TASK DIRECTIONS:
Copy each line below that includes "this".

GIVEN RECORDS:

--- start ---

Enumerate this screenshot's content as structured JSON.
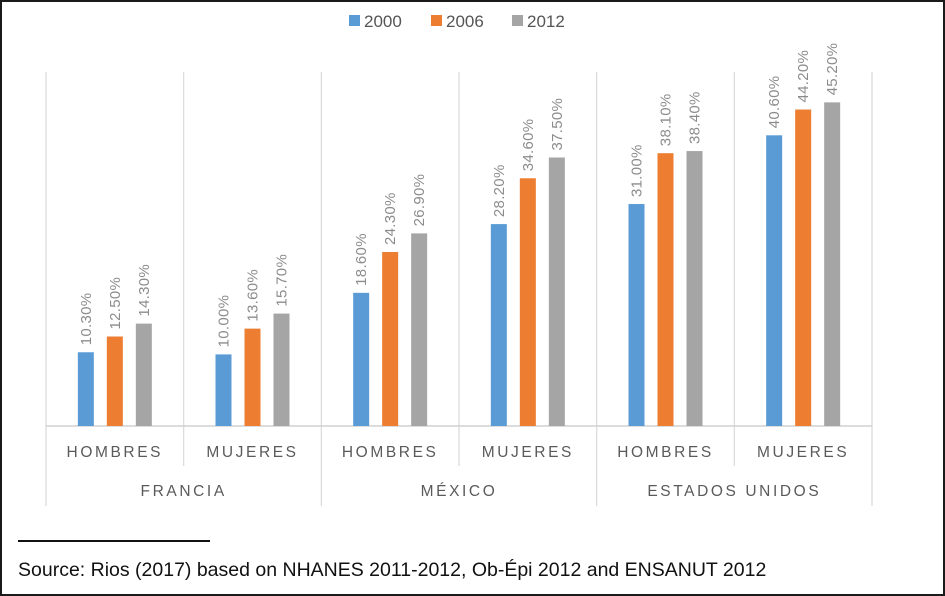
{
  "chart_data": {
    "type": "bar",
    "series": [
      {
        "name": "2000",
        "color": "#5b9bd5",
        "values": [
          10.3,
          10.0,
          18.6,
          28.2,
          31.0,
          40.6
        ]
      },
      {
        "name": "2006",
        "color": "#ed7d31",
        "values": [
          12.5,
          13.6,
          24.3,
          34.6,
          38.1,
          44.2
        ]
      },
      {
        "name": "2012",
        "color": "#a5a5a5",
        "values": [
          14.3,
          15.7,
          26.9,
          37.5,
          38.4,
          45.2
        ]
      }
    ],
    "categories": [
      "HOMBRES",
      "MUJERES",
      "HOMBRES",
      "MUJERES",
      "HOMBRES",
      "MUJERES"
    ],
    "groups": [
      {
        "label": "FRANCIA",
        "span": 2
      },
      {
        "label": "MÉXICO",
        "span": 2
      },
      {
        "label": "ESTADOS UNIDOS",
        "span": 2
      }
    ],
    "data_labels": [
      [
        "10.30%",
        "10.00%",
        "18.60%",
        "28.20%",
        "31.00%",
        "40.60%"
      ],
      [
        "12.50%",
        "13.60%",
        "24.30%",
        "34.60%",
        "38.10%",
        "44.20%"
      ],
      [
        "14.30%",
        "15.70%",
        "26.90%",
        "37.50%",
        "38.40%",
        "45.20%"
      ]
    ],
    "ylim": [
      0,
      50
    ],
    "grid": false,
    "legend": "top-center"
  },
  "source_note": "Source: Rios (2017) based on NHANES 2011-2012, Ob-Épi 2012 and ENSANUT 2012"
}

--- end ---
--- start ---

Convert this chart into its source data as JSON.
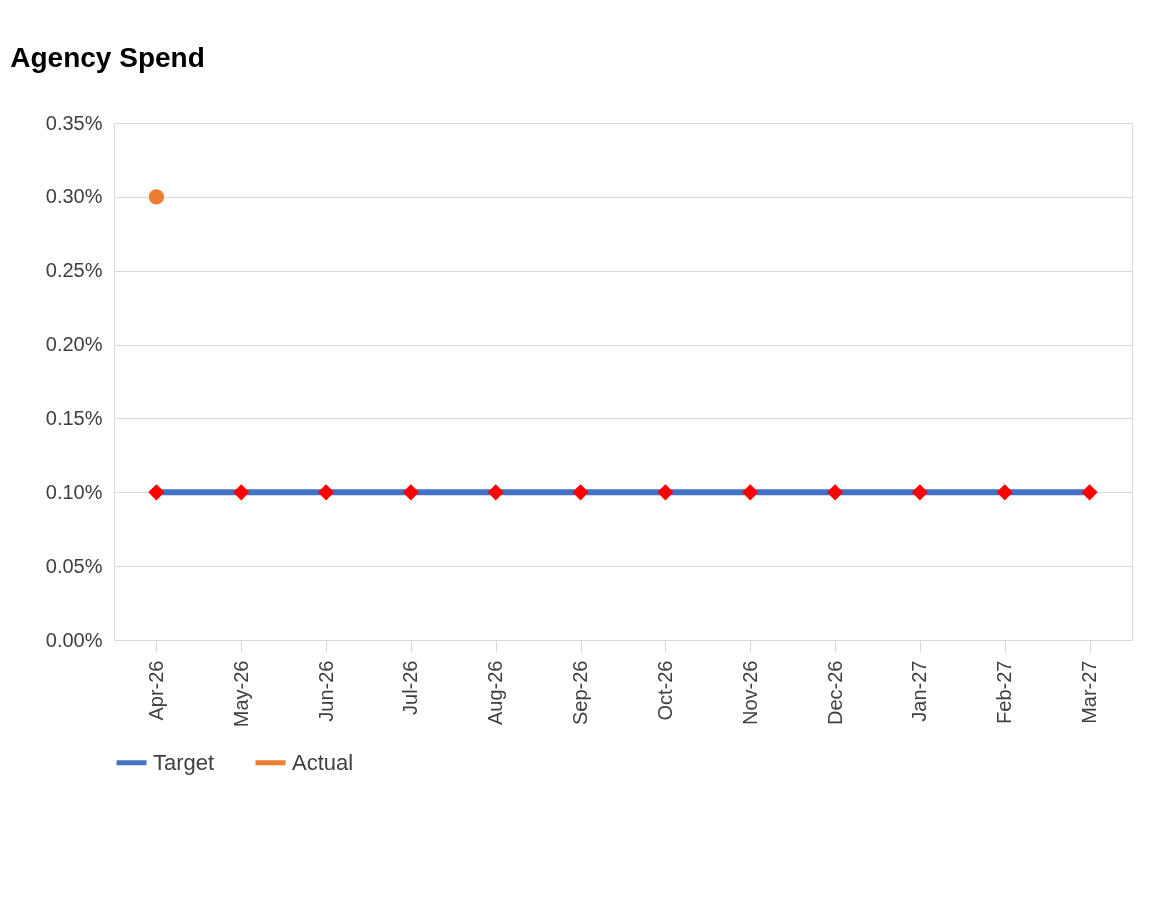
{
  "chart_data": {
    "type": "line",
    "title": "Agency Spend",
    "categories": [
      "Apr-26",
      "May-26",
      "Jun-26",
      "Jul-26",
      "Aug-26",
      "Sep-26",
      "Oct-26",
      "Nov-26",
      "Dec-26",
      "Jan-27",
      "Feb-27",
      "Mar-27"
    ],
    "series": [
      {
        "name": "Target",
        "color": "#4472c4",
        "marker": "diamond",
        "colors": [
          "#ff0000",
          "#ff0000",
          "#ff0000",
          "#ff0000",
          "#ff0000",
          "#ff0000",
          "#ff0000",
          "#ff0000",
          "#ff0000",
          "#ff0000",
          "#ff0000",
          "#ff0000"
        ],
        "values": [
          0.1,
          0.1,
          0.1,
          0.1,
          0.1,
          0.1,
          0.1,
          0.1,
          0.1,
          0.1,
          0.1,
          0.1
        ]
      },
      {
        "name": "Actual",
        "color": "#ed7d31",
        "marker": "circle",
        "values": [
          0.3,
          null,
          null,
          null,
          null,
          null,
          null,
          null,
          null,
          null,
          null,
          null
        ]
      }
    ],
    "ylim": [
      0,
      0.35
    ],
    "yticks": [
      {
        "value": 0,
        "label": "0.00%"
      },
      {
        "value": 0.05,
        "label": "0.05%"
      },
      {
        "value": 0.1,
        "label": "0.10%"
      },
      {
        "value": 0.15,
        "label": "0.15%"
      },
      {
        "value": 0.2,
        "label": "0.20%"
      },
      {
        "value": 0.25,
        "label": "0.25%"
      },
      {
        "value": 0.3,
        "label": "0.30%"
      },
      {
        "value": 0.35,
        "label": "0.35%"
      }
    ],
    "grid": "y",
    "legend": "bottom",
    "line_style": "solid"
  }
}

--- end ---

COMPLETED TASK:
Enumerate this screenshot's content as structured JSON.
Convert this chart into its source data as JSON.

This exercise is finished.